[Collected data entries]
------------

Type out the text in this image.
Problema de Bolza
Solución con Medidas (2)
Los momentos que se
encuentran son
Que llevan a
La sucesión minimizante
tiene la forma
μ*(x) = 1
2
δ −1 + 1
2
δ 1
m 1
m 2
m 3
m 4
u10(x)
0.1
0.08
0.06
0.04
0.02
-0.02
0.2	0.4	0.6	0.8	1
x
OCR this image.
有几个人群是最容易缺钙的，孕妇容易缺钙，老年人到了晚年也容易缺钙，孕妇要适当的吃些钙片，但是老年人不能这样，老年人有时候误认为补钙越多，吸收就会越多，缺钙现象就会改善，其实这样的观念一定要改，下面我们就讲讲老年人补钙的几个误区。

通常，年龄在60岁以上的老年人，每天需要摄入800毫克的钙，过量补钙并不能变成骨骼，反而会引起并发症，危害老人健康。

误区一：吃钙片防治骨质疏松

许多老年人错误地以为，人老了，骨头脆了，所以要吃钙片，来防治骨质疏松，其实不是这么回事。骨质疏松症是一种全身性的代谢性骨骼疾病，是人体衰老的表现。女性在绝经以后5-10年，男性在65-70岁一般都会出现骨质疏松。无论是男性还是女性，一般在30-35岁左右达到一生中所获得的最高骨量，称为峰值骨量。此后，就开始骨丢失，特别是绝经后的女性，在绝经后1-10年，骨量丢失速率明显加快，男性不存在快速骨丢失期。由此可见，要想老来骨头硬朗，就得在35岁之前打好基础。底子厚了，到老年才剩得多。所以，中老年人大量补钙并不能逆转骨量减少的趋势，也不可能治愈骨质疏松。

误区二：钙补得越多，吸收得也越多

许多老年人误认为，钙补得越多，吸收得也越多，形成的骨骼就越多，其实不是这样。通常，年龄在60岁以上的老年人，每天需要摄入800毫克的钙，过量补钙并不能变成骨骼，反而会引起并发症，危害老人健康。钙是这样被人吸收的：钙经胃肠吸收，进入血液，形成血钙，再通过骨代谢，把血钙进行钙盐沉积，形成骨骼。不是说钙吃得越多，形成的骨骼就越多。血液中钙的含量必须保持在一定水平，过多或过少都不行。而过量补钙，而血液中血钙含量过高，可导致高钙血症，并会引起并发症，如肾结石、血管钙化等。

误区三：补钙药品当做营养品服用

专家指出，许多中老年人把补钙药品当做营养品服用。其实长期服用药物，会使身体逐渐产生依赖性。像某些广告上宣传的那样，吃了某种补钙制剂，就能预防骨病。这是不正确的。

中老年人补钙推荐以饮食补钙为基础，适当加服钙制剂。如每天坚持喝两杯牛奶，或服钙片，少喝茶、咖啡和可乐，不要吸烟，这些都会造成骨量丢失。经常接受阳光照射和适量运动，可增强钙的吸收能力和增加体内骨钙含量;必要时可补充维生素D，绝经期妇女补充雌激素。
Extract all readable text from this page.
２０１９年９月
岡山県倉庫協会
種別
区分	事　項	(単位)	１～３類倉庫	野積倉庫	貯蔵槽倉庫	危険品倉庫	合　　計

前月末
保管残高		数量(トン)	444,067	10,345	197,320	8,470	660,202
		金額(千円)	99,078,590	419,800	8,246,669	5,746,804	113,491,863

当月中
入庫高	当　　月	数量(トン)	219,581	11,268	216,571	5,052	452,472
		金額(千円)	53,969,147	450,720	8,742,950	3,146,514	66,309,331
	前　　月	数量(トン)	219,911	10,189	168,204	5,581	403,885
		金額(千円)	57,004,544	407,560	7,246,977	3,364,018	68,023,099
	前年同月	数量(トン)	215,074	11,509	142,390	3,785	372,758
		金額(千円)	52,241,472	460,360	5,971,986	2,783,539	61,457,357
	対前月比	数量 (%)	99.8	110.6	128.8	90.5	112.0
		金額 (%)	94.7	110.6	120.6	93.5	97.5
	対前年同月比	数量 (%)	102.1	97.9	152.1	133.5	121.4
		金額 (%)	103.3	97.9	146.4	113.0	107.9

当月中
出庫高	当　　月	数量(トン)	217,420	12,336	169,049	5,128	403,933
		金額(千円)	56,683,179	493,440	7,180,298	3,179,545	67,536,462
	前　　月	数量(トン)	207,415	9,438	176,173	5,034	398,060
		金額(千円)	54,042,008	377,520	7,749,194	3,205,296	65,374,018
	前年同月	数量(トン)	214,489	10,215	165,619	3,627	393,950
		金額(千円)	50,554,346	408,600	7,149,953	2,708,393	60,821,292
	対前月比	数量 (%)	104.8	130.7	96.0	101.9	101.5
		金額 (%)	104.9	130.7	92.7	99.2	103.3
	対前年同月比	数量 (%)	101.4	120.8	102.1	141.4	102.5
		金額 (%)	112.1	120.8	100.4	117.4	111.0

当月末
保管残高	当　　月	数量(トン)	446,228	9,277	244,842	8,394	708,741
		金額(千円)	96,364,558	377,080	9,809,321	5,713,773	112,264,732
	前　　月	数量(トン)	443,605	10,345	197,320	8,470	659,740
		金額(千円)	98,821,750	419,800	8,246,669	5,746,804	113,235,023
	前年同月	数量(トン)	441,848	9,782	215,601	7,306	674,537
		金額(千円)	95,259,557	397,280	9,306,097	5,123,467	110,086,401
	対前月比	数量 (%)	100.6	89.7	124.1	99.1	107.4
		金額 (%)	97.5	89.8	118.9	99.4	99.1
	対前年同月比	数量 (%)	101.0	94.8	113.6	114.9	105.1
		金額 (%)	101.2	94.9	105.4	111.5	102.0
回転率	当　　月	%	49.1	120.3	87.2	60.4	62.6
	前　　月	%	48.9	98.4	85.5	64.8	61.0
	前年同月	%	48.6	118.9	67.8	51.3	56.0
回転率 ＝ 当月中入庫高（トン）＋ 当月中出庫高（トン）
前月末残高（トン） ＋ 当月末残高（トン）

------------

**YOUR GOAL**
Look above for every line with the word "対前月比" and copy it.

**EXERCISE RESPONSE**
	対前月比	数量 (%)	99.8	110.6	128.8	90.5	112.0
	対前月比	数量 (%)	104.8	130.7	96.0	101.9	101.5
	対前月比	数量 (%)	100.6	89.7	124.1	99.1	107.4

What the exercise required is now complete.